Collected data entries:
——————

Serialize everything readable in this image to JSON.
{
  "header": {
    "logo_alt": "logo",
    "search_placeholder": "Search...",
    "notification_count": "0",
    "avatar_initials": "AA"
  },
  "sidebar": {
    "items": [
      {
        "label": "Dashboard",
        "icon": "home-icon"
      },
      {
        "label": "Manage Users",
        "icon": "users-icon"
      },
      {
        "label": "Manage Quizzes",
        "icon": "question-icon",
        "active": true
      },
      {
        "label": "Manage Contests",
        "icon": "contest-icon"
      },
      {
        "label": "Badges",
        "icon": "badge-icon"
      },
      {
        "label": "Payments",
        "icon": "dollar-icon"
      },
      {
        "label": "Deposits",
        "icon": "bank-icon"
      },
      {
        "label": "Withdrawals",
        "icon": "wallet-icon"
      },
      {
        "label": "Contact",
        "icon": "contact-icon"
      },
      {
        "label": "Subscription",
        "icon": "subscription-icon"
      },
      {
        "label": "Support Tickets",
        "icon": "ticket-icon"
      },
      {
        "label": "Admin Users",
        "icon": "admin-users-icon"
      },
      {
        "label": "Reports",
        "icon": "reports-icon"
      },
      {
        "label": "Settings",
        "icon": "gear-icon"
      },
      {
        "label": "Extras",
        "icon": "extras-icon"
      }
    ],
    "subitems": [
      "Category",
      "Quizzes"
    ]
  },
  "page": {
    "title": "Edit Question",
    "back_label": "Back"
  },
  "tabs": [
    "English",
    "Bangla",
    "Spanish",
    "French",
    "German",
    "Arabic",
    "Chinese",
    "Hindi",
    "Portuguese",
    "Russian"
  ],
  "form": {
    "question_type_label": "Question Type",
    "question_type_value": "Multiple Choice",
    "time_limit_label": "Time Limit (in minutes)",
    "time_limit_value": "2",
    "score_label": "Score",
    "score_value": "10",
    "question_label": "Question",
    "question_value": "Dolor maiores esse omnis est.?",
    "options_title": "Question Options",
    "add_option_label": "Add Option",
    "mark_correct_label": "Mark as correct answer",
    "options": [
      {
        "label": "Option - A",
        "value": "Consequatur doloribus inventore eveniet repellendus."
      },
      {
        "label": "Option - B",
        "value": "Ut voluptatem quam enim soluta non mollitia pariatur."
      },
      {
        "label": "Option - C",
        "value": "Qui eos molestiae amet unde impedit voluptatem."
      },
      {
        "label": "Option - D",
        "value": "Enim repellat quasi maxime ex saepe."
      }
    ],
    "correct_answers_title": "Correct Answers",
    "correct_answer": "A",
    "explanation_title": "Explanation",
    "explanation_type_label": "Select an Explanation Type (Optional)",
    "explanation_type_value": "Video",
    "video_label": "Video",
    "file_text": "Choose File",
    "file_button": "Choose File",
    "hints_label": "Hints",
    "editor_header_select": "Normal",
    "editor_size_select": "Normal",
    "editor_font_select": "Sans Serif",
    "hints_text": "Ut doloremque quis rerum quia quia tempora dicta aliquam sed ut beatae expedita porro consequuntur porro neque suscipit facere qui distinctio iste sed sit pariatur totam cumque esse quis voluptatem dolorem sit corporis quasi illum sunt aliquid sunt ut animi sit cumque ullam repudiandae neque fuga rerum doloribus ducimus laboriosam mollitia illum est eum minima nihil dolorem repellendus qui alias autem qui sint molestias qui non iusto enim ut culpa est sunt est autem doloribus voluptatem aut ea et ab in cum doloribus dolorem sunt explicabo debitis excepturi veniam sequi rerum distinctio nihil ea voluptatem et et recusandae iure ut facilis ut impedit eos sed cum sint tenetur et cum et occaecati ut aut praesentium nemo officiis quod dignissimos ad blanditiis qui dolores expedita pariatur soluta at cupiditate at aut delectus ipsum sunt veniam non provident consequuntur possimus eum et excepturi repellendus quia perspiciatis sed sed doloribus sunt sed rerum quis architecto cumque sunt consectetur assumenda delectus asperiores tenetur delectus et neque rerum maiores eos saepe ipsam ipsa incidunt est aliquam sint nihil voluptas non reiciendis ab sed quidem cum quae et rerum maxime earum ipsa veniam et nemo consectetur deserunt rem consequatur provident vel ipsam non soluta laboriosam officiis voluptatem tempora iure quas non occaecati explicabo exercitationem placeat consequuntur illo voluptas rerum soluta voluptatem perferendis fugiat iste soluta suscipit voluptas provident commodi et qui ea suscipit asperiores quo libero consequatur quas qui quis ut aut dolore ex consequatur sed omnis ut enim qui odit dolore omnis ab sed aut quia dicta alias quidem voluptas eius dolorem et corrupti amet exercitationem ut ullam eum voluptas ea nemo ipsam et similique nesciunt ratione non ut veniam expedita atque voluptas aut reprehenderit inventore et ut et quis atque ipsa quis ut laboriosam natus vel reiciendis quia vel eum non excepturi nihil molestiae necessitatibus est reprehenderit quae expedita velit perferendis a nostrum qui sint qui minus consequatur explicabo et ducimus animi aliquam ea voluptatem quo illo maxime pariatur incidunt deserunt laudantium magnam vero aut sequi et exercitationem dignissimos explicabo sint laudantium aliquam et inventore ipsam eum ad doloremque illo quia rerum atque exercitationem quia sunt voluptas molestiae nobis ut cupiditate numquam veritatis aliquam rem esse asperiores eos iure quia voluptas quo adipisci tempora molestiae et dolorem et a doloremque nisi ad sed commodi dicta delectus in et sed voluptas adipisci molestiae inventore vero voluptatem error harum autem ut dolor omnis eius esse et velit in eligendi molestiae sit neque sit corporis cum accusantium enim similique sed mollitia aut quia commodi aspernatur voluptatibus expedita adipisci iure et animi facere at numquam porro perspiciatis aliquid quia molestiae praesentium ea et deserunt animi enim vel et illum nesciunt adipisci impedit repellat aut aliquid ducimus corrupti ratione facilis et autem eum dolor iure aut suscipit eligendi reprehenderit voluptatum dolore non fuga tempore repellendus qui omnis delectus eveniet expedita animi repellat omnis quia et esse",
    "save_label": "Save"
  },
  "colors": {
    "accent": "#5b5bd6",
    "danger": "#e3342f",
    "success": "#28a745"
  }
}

——————

WRITTEN INSTRUCTION> Please set down each line of the records exactly as given.

WRITTEN SOLUTION>
Serialize everything readable in this image to JSON.
{
  "header": {
    "logo_alt": "logo",
    "search_placeholder": "Search...",
    "notification_count": "0",
    "avatar_initials": "AA"
  },
  "sidebar": {
    "items": [
      {
        "label": "Dashboard",
        "icon": "home-icon"
      },
      {
        "label": "Manage Users",
        "icon": "users-icon"
      },
      {
        "label": "Manage Quizzes",
        "icon": "question-icon",
        "active": true
      },
      {
        "label": "Manage Contests",
        "icon": "contest-icon"
      },
      {
        "label": "Badges",
        "icon": "badge-icon"
      },
      {
        "label": "Payments",
        "icon": "dollar-icon"
      },
      {
        "label": "Deposits",
        "icon": "bank-icon"
      },
      {
        "label": "Withdrawals",
        "icon": "wallet-icon"
      },
      {
        "label": "Contact",
        "icon": "contact-icon"
      },
      {
        "label": "Subscription",
        "icon": "subscription-icon"
      },
      {
        "label": "Support Tickets",
        "icon": "ticket-icon"
      },
      {
        "label": "Admin Users",
        "icon": "admin-users-icon"
      },
      {
        "label": "Reports",
        "icon": "reports-icon"
      },
      {
        "label": "Settings",
        "icon": "gear-icon"
      },
      {
        "label": "Extras",
        "icon": "extras-icon"
      }
    ],
    "subitems": [
      "Category",
      "Quizzes"
    ]
  },
  "page": {
    "title": "Edit Question",
    "back_label": "Back"
  },
  "tabs": [
    "English",
    "Bangla",
    "Spanish",
    "French",
    "German",
    "Arabic",
    "Chinese",
    "Hindi",
    "Portuguese",
    "Russian"
  ],
  "form": {
    "question_type_label": "Question Type",
    "question_type_value": "Multiple Choice",
    "time_limit_label": "Time Limit (in minutes)",
    "time_limit_value": "2",
    "score_label": "Score",
    "score_value": "10",
    "question_label": "Question",
    "question_value": "Dolor maiores esse omnis est.?",
    "options_title": "Question Options",
    "add_option_label": "Add Option",
    "mark_correct_label": "Mark as correct answer",
    "options": [
      {
        "label": "Option - A",
        "value": "Consequatur doloribus inventore eveniet repellendus."
      },
      {
        "label": "Option - B",
        "value": "Ut voluptatem quam enim soluta non mollitia pariatur."
      },
      {
        "label": "Option - C",
        "value": "Qui eos molestiae amet unde impedit voluptatem."
      },
      {
        "label": "Option - D",
        "value": "Enim repellat quasi maxime ex saepe."
      }
    ],
    "correct_answers_title": "Correct Answers",
    "correct_answer": "A",
    "explanation_title": "Explanation",
    "explanation_type_label": "Select an Explanation Type (Optional)",
    "explanation_type_value": "Video",
    "video_label": "Video",
    "file_text": "Choose File",
    "file_button": "Choose File",
    "hints_label": "Hints",
    "editor_header_select": "Normal",
    "editor_size_select": "Normal",
    "editor_font_select": "Sans Serif",
    "hints_text": "Ut doloremque quis rerum quia quia tempora dicta aliquam sed ut beatae expedita porro consequuntur porro neque suscipit facere qui distinctio iste sed sit pariatur totam cumque esse quis voluptatem dolorem sit corporis quasi illum sunt aliquid sunt ut animi sit cumque ullam repudiandae neque fuga rerum doloribus ducimus laboriosam mollitia illum est eum minima nihil dolorem repellendus qui alias autem qui sint molestias qui non iusto enim ut culpa est sunt est autem doloribus voluptatem aut ea et ab in cum doloribus dolorem sunt explicabo debitis excepturi veniam sequi rerum distinctio nihil ea voluptatem et et recusandae iure ut facilis ut impedit eos sed cum sint tenetur et cum et occaecati ut aut praesentium nemo officiis quod dignissimos ad blanditiis qui dolores expedita pariatur soluta at cupiditate at aut delectus ipsum sunt veniam non provident consequuntur possimus eum et excepturi repellendus quia perspiciatis sed sed doloribus sunt sed rerum quis architecto cumque sunt consectetur assumenda delectus asperiores tenetur delectus et neque rerum maiores eos saepe ipsam ipsa incidunt est aliquam sint nihil voluptas non reiciendis ab sed quidem cum quae et rerum maxime earum ipsa veniam et nemo consectetur deserunt rem consequatur provident vel ipsam non soluta laboriosam officiis voluptatem tempora iure quas non occaecati explicabo exercitationem placeat consequuntur illo voluptas rerum soluta voluptatem perferendis fugiat iste soluta suscipit voluptas provident commodi et qui ea suscipit asperiores quo libero consequatur quas qui quis ut aut dolore ex consequatur sed omnis ut enim qui odit dolore omnis ab sed aut quia dicta alias quidem voluptas eius dolorem et corrupti amet exercitationem ut ullam eum voluptas ea nemo ipsam et similique nesciunt ratione non ut veniam expedita atque voluptas aut reprehenderit inventore et ut et quis atque ipsa quis ut laboriosam natus vel reiciendis quia vel eum non excepturi nihil molestiae necessitatibus est reprehenderit quae expedita velit perferendis a nostrum qui sint qui minus consequatur explicabo et ducimus animi aliquam ea voluptatem quo illo maxime pariatur incidunt deserunt laudantium magnam vero aut sequi et exercitationem dignissimos explicabo sint laudantium aliquam et inventore ipsam eum ad doloremque illo quia rerum atque exercitationem quia sunt voluptas molestiae nobis ut cupiditate numquam veritatis aliquam rem esse asperiores eos iure quia voluptas quo adipisci tempora molestiae et dolorem et a doloremque nisi ad sed commodi dicta delectus in et sed voluptas adipisci molestiae inventore vero voluptatem error harum autem ut dolor omnis eius esse et velit in eligendi molestiae sit neque sit corporis cum accusantium enim similique sed mollitia aut quia commodi aspernatur voluptatibus expedita adipisci iure et animi facere at numquam porro perspiciatis aliquid quia molestiae praesentium ea et deserunt animi enim vel et illum nesciunt adipisci impedit repellat aut aliquid ducimus corrupti ratione facilis et autem eum dolor iure aut suscipit eligendi reprehenderit voluptatum dolore non fuga tempore repellendus qui omnis delectus eveniet expedita animi repellat omnis quia et esse",
    "save_label": "Save"
  },
  "colors": {
    "accent": "#5b5bd6",
    "danger": "#e3342f",
    "success": "#28a745"
  }
}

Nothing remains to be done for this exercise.